BEGIN Provided records

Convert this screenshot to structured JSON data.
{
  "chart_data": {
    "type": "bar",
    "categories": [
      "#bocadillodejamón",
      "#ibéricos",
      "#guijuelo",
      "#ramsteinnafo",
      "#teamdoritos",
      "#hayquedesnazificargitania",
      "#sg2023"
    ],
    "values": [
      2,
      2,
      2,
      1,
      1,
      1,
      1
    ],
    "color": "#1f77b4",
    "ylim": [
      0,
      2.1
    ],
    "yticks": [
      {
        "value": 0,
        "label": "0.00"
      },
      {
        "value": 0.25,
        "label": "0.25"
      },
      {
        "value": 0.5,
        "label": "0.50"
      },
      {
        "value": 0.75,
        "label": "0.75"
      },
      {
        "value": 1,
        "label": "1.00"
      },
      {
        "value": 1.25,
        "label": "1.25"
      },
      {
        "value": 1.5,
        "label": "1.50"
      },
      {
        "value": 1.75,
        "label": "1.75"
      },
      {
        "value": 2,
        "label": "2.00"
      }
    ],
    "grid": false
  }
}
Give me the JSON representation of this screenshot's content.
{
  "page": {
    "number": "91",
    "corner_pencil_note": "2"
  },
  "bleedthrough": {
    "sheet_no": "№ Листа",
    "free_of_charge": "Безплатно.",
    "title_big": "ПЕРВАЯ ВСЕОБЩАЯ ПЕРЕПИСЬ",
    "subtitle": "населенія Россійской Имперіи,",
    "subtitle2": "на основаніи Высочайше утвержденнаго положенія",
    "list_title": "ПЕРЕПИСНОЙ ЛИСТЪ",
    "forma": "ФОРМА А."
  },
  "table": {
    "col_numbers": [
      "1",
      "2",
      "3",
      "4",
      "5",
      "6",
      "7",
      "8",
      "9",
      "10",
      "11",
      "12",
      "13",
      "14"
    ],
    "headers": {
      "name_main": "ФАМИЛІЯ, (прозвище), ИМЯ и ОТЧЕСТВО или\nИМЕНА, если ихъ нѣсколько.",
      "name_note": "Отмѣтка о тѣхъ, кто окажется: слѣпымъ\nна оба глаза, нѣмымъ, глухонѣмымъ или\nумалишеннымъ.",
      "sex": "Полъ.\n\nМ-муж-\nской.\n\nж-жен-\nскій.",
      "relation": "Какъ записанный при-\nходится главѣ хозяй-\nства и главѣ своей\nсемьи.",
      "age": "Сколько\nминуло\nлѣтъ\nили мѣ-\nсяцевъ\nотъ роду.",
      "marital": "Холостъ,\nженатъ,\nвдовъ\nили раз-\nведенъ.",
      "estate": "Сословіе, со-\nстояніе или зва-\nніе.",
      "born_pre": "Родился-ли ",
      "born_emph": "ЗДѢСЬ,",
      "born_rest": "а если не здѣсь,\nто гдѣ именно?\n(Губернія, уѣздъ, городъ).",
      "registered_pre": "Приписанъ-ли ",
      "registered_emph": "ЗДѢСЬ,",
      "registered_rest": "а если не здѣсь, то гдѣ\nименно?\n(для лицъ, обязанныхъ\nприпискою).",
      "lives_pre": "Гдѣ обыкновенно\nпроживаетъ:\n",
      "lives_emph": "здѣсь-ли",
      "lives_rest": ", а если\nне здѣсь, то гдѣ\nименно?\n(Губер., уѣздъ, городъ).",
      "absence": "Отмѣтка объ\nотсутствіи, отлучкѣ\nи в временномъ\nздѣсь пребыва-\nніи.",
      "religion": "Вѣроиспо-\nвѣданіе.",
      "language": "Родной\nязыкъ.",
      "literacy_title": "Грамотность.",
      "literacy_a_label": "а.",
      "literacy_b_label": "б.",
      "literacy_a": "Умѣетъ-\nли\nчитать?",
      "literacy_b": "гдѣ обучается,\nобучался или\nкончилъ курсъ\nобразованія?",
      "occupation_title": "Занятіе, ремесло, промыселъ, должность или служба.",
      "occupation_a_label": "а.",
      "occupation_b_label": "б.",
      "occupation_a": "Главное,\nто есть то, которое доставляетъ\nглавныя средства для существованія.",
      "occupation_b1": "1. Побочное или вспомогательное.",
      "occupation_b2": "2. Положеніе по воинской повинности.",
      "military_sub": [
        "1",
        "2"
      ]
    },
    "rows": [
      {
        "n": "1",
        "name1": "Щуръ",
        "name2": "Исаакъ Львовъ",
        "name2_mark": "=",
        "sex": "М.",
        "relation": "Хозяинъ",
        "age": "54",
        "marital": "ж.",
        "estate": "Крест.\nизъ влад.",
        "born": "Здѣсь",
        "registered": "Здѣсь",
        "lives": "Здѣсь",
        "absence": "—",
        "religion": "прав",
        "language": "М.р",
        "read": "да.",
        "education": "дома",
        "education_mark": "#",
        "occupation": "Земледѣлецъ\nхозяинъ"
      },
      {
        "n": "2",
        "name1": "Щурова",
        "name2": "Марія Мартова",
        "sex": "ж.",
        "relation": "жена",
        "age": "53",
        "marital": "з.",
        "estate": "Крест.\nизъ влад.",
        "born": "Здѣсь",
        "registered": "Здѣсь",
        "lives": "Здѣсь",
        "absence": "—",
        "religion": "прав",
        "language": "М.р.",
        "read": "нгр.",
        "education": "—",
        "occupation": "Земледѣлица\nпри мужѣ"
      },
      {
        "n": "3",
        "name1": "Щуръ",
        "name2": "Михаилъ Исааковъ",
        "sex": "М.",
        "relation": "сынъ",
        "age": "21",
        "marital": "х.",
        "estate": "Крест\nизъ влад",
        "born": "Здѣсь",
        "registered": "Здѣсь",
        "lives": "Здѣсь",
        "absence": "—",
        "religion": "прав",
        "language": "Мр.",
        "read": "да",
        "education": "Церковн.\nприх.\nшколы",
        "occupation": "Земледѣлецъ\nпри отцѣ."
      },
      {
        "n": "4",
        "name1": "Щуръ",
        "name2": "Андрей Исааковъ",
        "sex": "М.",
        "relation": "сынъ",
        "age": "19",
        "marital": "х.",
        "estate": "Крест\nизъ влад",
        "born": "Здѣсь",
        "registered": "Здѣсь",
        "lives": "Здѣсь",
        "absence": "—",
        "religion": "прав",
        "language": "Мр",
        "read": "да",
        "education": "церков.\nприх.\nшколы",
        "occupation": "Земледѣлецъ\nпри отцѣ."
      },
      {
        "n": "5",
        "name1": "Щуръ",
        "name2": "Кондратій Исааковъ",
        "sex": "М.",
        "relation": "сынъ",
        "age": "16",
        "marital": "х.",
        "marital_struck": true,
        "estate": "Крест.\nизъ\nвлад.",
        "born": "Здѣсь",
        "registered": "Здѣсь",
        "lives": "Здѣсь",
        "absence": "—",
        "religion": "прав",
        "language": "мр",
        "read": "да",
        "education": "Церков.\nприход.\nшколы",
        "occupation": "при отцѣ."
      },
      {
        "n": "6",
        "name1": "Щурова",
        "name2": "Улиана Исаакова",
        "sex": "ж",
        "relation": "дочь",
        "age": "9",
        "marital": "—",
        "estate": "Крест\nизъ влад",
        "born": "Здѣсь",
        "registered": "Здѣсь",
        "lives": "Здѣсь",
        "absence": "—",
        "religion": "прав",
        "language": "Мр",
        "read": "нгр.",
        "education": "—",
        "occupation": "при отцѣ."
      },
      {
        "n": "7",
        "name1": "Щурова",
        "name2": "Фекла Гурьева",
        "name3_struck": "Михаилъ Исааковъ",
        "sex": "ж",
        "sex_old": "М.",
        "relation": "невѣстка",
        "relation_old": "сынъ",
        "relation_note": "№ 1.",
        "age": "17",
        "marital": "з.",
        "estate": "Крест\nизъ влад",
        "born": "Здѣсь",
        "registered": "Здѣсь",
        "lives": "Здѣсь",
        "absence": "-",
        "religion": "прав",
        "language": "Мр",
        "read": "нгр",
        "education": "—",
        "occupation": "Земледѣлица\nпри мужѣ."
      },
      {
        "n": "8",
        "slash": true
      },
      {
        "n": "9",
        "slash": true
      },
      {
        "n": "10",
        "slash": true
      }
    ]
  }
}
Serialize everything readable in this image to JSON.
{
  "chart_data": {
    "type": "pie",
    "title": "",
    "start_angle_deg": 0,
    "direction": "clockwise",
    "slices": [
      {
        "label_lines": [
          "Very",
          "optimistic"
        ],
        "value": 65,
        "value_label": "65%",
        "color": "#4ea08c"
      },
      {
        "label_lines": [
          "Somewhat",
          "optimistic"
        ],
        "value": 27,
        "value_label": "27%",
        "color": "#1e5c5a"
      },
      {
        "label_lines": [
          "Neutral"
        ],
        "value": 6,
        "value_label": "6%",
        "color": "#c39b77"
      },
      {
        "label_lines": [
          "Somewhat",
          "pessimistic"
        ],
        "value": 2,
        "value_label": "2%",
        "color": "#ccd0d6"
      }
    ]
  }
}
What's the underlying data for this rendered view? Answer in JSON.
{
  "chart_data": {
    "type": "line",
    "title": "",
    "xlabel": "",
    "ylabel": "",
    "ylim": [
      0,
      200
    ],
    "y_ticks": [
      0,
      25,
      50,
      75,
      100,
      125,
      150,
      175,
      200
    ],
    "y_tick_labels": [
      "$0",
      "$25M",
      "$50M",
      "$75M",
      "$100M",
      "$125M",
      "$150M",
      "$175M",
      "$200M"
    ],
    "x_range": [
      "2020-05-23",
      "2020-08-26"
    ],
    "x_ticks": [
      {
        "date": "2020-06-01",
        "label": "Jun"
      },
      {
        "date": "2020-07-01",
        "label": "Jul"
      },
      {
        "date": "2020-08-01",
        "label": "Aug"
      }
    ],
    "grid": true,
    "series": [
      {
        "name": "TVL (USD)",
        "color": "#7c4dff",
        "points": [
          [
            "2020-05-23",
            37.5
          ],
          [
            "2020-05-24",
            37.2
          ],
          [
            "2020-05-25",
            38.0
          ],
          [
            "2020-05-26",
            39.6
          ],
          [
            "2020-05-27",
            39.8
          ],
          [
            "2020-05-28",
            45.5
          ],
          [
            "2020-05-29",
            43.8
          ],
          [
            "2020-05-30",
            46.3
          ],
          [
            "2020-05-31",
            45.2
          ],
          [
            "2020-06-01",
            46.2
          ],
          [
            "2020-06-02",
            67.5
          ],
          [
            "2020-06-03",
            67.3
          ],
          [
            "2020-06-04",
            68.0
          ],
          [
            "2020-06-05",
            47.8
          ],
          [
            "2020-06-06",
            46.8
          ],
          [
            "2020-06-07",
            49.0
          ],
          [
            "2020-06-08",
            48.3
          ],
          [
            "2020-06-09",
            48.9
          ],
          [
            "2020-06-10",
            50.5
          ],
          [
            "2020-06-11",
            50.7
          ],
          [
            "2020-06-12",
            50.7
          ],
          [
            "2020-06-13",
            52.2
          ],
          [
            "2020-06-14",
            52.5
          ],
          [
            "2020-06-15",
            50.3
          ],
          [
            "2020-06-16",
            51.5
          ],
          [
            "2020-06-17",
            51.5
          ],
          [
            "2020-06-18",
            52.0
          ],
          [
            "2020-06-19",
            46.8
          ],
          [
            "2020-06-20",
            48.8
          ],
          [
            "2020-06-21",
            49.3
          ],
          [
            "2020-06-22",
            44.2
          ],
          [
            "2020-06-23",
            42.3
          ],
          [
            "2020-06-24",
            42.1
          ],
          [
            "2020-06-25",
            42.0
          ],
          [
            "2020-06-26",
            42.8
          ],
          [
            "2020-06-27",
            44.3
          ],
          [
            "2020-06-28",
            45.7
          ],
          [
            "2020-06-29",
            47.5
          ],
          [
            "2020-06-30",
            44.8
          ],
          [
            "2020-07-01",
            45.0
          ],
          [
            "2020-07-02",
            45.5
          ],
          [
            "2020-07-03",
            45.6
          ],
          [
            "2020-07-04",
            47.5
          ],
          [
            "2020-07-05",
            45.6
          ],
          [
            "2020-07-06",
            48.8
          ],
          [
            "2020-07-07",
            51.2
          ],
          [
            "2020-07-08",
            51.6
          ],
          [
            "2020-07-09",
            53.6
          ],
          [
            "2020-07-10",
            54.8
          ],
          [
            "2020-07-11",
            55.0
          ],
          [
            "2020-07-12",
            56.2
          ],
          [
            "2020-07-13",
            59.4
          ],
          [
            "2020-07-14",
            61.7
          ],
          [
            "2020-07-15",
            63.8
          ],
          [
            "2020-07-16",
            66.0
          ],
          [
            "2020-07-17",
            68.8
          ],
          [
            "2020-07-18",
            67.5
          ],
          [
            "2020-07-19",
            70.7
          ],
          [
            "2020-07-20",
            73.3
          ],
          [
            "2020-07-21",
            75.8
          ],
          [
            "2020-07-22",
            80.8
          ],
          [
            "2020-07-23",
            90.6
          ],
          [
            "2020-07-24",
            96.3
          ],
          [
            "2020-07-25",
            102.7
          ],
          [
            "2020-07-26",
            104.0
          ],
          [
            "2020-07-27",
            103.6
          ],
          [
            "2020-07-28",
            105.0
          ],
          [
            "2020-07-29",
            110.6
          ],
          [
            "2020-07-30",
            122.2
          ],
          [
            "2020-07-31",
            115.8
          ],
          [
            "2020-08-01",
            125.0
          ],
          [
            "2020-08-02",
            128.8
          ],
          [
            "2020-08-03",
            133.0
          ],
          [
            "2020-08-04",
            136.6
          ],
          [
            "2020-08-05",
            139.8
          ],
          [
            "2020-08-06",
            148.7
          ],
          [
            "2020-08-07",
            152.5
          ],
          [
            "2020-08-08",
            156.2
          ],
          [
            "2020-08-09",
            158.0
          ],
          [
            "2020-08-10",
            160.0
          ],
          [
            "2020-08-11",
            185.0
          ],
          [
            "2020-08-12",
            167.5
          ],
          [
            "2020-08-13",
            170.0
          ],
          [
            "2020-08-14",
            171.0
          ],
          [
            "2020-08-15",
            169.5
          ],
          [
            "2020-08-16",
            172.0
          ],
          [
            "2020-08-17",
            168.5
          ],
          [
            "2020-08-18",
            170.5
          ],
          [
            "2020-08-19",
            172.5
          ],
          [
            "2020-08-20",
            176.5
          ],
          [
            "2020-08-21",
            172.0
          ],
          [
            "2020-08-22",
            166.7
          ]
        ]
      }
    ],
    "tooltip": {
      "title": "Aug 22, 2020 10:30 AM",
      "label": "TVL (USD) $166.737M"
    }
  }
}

END Provided records

■ **Directions for this task**
Gather each line of the listing that holds the string "городъ".

■ **Response to the exercise**
      "born_rest": "а если не здѣсь,\nто гдѣ именно?\n(Губернія, уѣздъ, городъ).",
      "lives_rest": ", а если\nне здѣсь, то гдѣ\nименно?\n(Губер., уѣздъ, городъ).",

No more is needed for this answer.